• [Task to carry out]:
Transcribe the whole listing without a single picture.
[Start of Material for this task]
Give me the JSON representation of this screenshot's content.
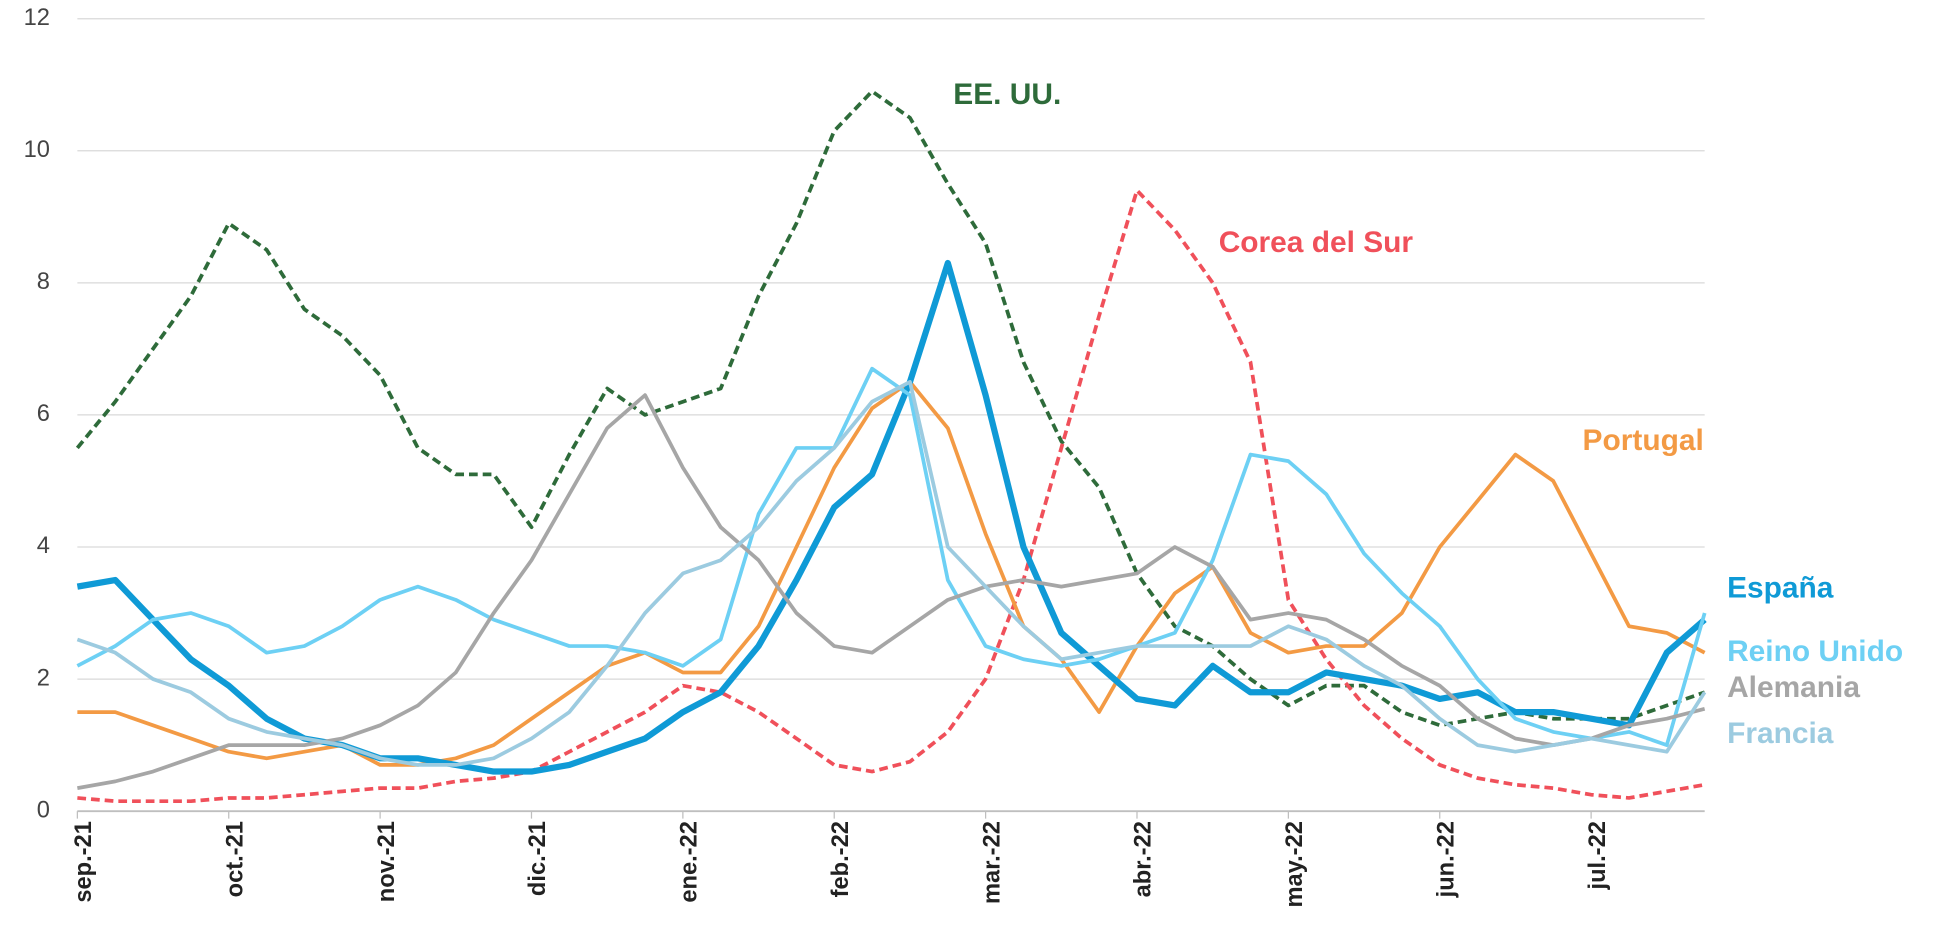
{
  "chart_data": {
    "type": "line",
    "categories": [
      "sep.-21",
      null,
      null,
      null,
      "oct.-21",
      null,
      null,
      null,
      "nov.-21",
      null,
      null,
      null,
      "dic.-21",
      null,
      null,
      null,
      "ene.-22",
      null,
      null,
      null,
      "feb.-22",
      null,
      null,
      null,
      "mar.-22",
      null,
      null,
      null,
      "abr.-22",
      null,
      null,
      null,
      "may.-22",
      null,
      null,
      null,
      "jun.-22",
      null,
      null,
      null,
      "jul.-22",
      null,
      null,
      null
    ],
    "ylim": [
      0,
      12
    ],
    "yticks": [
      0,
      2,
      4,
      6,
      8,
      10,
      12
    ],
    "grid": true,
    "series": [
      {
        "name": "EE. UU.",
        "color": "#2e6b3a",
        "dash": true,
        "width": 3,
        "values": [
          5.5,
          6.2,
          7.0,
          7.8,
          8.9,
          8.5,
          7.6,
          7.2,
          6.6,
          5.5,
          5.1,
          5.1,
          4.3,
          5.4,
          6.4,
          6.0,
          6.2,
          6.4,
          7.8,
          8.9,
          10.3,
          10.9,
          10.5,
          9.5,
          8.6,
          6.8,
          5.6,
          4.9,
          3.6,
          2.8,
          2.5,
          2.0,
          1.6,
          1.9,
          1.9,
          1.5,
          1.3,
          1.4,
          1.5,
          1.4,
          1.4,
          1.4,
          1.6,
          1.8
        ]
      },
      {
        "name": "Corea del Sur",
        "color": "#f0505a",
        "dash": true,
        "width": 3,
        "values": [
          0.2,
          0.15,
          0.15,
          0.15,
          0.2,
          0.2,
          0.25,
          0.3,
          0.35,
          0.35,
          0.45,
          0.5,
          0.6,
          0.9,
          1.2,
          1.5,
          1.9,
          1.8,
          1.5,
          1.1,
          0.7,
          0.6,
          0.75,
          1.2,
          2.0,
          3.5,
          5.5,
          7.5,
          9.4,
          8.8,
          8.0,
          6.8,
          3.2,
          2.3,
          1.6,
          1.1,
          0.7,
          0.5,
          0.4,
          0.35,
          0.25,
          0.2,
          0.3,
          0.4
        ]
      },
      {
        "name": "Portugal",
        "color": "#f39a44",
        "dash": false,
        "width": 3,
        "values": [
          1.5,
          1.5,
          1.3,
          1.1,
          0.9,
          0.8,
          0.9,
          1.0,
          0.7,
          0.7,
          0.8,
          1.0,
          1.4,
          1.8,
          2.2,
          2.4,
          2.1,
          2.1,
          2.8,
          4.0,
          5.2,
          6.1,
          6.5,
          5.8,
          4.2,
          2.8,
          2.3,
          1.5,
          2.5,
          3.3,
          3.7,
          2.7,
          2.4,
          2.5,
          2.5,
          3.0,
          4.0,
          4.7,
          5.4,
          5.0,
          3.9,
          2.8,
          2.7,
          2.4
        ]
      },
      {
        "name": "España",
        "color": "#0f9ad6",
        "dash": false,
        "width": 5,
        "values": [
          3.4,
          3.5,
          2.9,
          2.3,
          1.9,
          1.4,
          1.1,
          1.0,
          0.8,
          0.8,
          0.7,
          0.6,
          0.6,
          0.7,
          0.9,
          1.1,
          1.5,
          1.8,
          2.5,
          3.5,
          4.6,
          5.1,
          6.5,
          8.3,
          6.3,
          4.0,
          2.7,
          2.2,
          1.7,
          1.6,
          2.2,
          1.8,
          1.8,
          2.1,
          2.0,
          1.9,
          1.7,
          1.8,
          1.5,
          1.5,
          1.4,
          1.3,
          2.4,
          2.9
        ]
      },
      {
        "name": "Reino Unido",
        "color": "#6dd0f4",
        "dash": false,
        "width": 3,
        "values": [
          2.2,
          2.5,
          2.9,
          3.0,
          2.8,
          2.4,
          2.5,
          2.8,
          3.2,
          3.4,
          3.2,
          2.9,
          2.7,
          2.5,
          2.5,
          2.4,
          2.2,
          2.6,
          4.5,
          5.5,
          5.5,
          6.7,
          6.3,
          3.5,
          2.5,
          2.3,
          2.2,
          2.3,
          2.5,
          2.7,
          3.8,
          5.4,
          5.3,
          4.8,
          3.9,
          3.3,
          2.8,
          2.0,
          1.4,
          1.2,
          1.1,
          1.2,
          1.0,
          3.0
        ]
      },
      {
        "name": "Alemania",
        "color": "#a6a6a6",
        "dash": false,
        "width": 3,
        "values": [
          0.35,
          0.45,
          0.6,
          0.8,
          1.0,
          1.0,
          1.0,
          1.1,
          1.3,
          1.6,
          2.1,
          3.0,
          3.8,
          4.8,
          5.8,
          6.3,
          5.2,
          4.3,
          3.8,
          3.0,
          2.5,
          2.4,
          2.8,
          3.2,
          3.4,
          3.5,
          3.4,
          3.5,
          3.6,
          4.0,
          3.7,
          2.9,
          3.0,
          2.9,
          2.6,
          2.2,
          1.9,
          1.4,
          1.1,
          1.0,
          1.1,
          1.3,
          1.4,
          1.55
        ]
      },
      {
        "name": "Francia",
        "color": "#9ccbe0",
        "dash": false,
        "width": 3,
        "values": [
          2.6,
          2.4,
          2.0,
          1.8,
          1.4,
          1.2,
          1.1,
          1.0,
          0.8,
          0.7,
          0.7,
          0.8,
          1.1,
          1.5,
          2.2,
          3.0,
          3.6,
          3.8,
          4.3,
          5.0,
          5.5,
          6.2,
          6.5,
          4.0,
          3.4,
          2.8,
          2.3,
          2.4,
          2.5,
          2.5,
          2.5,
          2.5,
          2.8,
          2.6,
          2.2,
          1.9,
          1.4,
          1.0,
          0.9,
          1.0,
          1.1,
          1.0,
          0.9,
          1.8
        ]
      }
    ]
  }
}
[End of Material for this task]
• [Result of the exercise]:
Give me the JSON representation of this screenshot's content.
{
  "chart_data": {
    "type": "line",
    "categories": [
      "sep.-21",
      null,
      null,
      null,
      "oct.-21",
      null,
      null,
      null,
      "nov.-21",
      null,
      null,
      null,
      "dic.-21",
      null,
      null,
      null,
      "ene.-22",
      null,
      null,
      null,
      "feb.-22",
      null,
      null,
      null,
      "mar.-22",
      null,
      null,
      null,
      "abr.-22",
      null,
      null,
      null,
      "may.-22",
      null,
      null,
      null,
      "jun.-22",
      null,
      null,
      null,
      "jul.-22",
      null,
      null,
      null
    ],
    "ylim": [
      0,
      12
    ],
    "yticks": [
      0,
      2,
      4,
      6,
      8,
      10,
      12
    ],
    "grid": true,
    "series": [
      {
        "name": "EE. UU.",
        "color": "#2e6b3a",
        "dash": true,
        "width": 3,
        "values": [
          5.5,
          6.2,
          7.0,
          7.8,
          8.9,
          8.5,
          7.6,
          7.2,
          6.6,
          5.5,
          5.1,
          5.1,
          4.3,
          5.4,
          6.4,
          6.0,
          6.2,
          6.4,
          7.8,
          8.9,
          10.3,
          10.9,
          10.5,
          9.5,
          8.6,
          6.8,
          5.6,
          4.9,
          3.6,
          2.8,
          2.5,
          2.0,
          1.6,
          1.9,
          1.9,
          1.5,
          1.3,
          1.4,
          1.5,
          1.4,
          1.4,
          1.4,
          1.6,
          1.8
        ]
      },
      {
        "name": "Corea del Sur",
        "color": "#f0505a",
        "dash": true,
        "width": 3,
        "values": [
          0.2,
          0.15,
          0.15,
          0.15,
          0.2,
          0.2,
          0.25,
          0.3,
          0.35,
          0.35,
          0.45,
          0.5,
          0.6,
          0.9,
          1.2,
          1.5,
          1.9,
          1.8,
          1.5,
          1.1,
          0.7,
          0.6,
          0.75,
          1.2,
          2.0,
          3.5,
          5.5,
          7.5,
          9.4,
          8.8,
          8.0,
          6.8,
          3.2,
          2.3,
          1.6,
          1.1,
          0.7,
          0.5,
          0.4,
          0.35,
          0.25,
          0.2,
          0.3,
          0.4
        ]
      },
      {
        "name": "Portugal",
        "color": "#f39a44",
        "dash": false,
        "width": 3,
        "values": [
          1.5,
          1.5,
          1.3,
          1.1,
          0.9,
          0.8,
          0.9,
          1.0,
          0.7,
          0.7,
          0.8,
          1.0,
          1.4,
          1.8,
          2.2,
          2.4,
          2.1,
          2.1,
          2.8,
          4.0,
          5.2,
          6.1,
          6.5,
          5.8,
          4.2,
          2.8,
          2.3,
          1.5,
          2.5,
          3.3,
          3.7,
          2.7,
          2.4,
          2.5,
          2.5,
          3.0,
          4.0,
          4.7,
          5.4,
          5.0,
          3.9,
          2.8,
          2.7,
          2.4
        ]
      },
      {
        "name": "España",
        "color": "#0f9ad6",
        "dash": false,
        "width": 5,
        "values": [
          3.4,
          3.5,
          2.9,
          2.3,
          1.9,
          1.4,
          1.1,
          1.0,
          0.8,
          0.8,
          0.7,
          0.6,
          0.6,
          0.7,
          0.9,
          1.1,
          1.5,
          1.8,
          2.5,
          3.5,
          4.6,
          5.1,
          6.5,
          8.3,
          6.3,
          4.0,
          2.7,
          2.2,
          1.7,
          1.6,
          2.2,
          1.8,
          1.8,
          2.1,
          2.0,
          1.9,
          1.7,
          1.8,
          1.5,
          1.5,
          1.4,
          1.3,
          2.4,
          2.9
        ]
      },
      {
        "name": "Reino Unido",
        "color": "#6dd0f4",
        "dash": false,
        "width": 3,
        "values": [
          2.2,
          2.5,
          2.9,
          3.0,
          2.8,
          2.4,
          2.5,
          2.8,
          3.2,
          3.4,
          3.2,
          2.9,
          2.7,
          2.5,
          2.5,
          2.4,
          2.2,
          2.6,
          4.5,
          5.5,
          5.5,
          6.7,
          6.3,
          3.5,
          2.5,
          2.3,
          2.2,
          2.3,
          2.5,
          2.7,
          3.8,
          5.4,
          5.3,
          4.8,
          3.9,
          3.3,
          2.8,
          2.0,
          1.4,
          1.2,
          1.1,
          1.2,
          1.0,
          3.0
        ]
      },
      {
        "name": "Alemania",
        "color": "#a6a6a6",
        "dash": false,
        "width": 3,
        "values": [
          0.35,
          0.45,
          0.6,
          0.8,
          1.0,
          1.0,
          1.0,
          1.1,
          1.3,
          1.6,
          2.1,
          3.0,
          3.8,
          4.8,
          5.8,
          6.3,
          5.2,
          4.3,
          3.8,
          3.0,
          2.5,
          2.4,
          2.8,
          3.2,
          3.4,
          3.5,
          3.4,
          3.5,
          3.6,
          4.0,
          3.7,
          2.9,
          3.0,
          2.9,
          2.6,
          2.2,
          1.9,
          1.4,
          1.1,
          1.0,
          1.1,
          1.3,
          1.4,
          1.55
        ]
      },
      {
        "name": "Francia",
        "color": "#9ccbe0",
        "dash": false,
        "width": 3,
        "values": [
          2.6,
          2.4,
          2.0,
          1.8,
          1.4,
          1.2,
          1.1,
          1.0,
          0.8,
          0.7,
          0.7,
          0.8,
          1.1,
          1.5,
          2.2,
          3.0,
          3.6,
          3.8,
          4.3,
          5.0,
          5.5,
          6.2,
          6.5,
          4.0,
          3.4,
          2.8,
          2.3,
          2.4,
          2.5,
          2.5,
          2.5,
          2.5,
          2.8,
          2.6,
          2.2,
          1.9,
          1.4,
          1.0,
          0.9,
          1.0,
          1.1,
          1.0,
          0.9,
          1.8
        ]
      }
    ]
  }
}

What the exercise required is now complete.